▶ _TASK BRIEF_
Search the records below for the word "base" and show every line where it occurs.

▶ _DATA ROWS_
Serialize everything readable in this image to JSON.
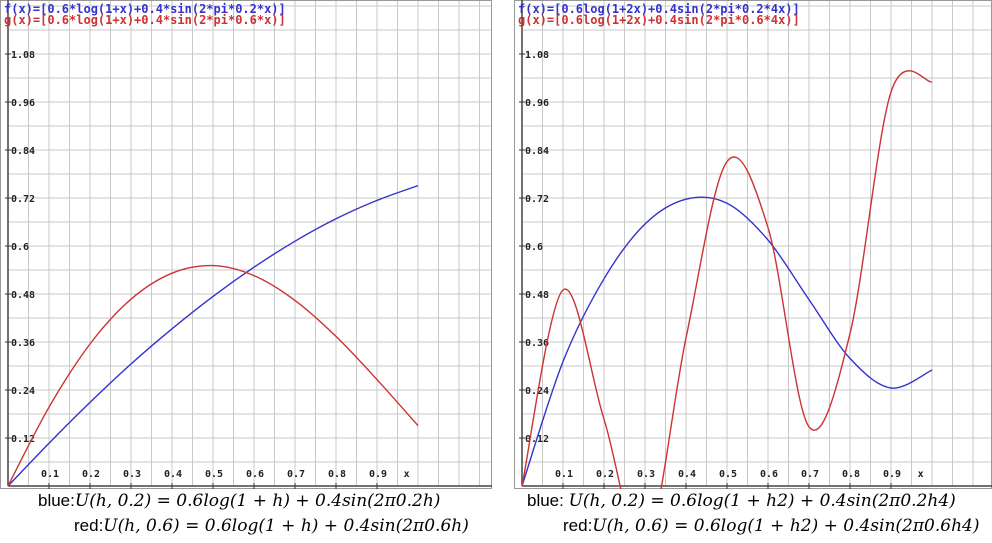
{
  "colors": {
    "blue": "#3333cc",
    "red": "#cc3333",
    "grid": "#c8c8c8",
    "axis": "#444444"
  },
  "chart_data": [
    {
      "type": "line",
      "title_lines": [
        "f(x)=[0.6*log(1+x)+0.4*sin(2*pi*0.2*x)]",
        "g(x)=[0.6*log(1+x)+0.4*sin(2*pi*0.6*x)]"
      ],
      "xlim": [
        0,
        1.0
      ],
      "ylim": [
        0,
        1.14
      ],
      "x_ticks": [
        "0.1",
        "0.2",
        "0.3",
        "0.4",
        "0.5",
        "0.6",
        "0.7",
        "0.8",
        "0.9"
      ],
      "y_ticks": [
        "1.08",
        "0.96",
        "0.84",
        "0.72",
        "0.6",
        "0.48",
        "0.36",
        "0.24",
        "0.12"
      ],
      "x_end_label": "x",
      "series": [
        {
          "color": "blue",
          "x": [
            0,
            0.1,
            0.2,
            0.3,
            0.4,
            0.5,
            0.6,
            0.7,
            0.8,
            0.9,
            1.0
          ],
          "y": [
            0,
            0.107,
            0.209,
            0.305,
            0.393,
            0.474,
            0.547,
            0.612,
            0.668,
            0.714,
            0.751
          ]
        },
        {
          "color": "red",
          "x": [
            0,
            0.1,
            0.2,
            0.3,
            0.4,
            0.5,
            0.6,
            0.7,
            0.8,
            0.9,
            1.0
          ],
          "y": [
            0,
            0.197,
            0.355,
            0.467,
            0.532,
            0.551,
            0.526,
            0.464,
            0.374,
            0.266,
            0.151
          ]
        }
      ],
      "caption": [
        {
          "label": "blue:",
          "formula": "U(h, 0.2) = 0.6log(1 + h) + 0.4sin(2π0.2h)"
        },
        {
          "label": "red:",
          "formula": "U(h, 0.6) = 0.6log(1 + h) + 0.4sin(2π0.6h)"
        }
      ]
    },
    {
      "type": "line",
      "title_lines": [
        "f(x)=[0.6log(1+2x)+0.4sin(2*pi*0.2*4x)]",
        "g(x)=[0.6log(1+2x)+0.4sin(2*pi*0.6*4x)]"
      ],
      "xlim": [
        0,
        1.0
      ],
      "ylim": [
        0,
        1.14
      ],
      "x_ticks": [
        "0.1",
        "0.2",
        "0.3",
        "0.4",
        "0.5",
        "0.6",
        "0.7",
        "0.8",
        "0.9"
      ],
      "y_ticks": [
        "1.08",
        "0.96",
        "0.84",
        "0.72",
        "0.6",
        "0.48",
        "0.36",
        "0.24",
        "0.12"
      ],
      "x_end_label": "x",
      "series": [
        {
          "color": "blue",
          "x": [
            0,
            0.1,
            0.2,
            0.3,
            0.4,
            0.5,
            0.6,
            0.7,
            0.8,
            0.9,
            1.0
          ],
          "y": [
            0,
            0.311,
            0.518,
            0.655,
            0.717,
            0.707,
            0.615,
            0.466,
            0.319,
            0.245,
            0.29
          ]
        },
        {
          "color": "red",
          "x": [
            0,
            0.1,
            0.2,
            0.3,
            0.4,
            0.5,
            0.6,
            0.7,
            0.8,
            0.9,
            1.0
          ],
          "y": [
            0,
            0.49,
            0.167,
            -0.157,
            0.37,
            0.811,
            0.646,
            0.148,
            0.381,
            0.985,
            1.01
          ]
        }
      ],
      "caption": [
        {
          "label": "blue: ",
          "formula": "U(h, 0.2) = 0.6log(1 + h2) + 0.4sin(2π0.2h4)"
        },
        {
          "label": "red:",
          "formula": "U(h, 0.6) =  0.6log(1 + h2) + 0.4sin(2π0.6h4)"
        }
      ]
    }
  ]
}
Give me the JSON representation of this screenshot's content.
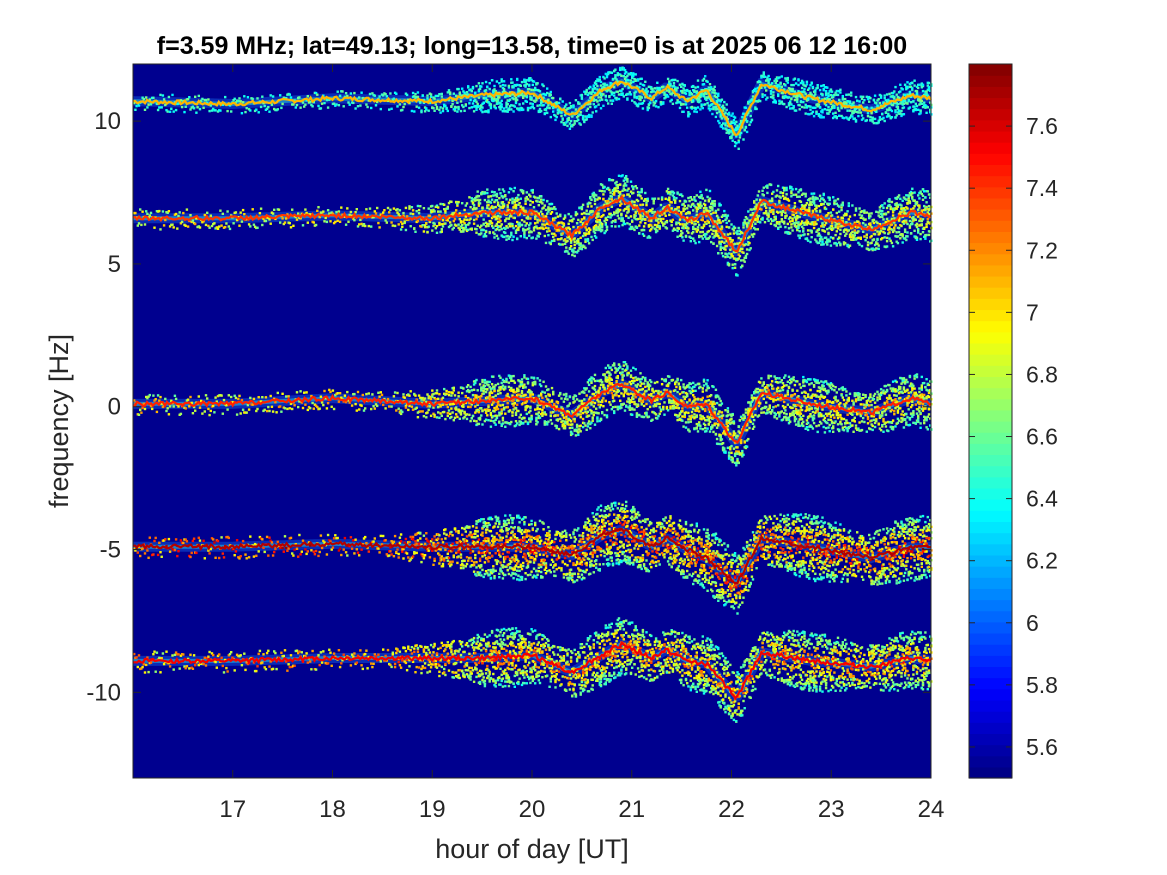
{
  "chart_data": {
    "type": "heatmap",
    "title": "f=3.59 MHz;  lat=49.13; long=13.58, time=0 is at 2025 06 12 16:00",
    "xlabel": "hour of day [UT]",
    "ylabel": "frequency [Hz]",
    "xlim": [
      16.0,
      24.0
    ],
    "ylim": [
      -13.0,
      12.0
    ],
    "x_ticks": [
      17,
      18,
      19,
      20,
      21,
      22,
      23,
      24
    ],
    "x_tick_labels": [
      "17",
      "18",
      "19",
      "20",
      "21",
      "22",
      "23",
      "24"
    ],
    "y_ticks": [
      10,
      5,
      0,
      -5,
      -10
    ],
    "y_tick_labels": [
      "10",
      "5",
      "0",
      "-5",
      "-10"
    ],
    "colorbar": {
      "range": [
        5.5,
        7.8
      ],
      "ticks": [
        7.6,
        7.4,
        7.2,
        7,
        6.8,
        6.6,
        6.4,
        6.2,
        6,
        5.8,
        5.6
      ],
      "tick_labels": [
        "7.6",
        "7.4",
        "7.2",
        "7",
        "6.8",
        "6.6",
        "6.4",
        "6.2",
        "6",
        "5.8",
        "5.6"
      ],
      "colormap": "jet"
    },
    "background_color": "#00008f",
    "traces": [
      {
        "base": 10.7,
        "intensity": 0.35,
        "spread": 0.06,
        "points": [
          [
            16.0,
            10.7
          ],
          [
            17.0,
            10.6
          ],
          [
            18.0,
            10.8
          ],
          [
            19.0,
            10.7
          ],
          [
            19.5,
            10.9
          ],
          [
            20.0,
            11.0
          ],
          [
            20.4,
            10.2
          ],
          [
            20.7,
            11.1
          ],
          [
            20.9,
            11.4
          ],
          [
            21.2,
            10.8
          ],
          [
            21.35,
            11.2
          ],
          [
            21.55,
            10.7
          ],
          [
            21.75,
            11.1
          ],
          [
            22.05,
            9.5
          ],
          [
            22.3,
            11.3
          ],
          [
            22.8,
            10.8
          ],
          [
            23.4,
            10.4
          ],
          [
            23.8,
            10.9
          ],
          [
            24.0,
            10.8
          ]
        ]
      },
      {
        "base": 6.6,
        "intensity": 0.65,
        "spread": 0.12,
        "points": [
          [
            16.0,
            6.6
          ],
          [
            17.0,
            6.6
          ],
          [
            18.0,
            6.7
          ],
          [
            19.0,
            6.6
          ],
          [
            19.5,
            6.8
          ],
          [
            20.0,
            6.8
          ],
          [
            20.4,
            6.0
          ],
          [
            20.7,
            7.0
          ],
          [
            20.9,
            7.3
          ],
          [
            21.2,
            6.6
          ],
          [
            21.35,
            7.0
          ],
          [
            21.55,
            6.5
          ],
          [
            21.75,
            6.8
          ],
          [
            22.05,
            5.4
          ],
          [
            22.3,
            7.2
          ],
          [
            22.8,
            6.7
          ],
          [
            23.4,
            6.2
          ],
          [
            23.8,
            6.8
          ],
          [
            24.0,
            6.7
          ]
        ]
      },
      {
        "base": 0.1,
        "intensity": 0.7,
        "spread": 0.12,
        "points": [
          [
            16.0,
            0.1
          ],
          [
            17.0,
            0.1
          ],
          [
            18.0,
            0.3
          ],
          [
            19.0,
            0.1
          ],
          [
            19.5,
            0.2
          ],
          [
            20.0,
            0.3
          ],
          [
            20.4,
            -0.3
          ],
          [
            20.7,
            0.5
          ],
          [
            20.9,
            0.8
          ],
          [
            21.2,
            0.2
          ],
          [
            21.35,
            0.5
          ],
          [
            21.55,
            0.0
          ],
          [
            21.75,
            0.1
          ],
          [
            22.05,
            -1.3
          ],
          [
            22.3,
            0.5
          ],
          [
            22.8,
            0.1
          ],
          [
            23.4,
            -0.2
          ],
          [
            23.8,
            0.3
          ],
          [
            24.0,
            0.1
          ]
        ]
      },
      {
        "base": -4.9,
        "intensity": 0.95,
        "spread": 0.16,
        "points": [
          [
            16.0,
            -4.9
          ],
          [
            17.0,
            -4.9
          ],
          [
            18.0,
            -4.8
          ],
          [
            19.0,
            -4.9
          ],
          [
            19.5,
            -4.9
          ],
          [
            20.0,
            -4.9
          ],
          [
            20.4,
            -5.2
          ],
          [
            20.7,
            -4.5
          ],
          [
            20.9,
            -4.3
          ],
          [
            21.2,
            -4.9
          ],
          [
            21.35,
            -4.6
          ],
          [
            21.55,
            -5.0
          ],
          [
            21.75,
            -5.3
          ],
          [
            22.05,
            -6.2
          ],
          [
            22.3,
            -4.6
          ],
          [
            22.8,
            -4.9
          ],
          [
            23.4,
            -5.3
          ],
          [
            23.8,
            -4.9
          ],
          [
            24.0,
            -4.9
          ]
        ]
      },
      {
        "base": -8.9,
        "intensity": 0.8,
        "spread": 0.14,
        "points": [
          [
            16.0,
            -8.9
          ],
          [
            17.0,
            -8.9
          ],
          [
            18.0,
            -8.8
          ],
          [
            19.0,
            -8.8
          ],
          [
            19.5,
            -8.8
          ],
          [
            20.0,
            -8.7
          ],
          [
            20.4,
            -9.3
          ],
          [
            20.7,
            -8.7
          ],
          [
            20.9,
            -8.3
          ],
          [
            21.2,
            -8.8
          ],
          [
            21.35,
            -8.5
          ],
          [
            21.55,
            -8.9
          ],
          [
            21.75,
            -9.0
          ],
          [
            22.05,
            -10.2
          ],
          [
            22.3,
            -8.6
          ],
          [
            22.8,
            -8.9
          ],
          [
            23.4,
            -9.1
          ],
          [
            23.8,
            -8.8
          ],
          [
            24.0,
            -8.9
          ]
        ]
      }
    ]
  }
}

▶ _EXERCISE OUTPUT_
        "base": 10.7,
        "base": 6.6,
        "base": 0.1,
        "base": -4.9,
        "base": -8.9,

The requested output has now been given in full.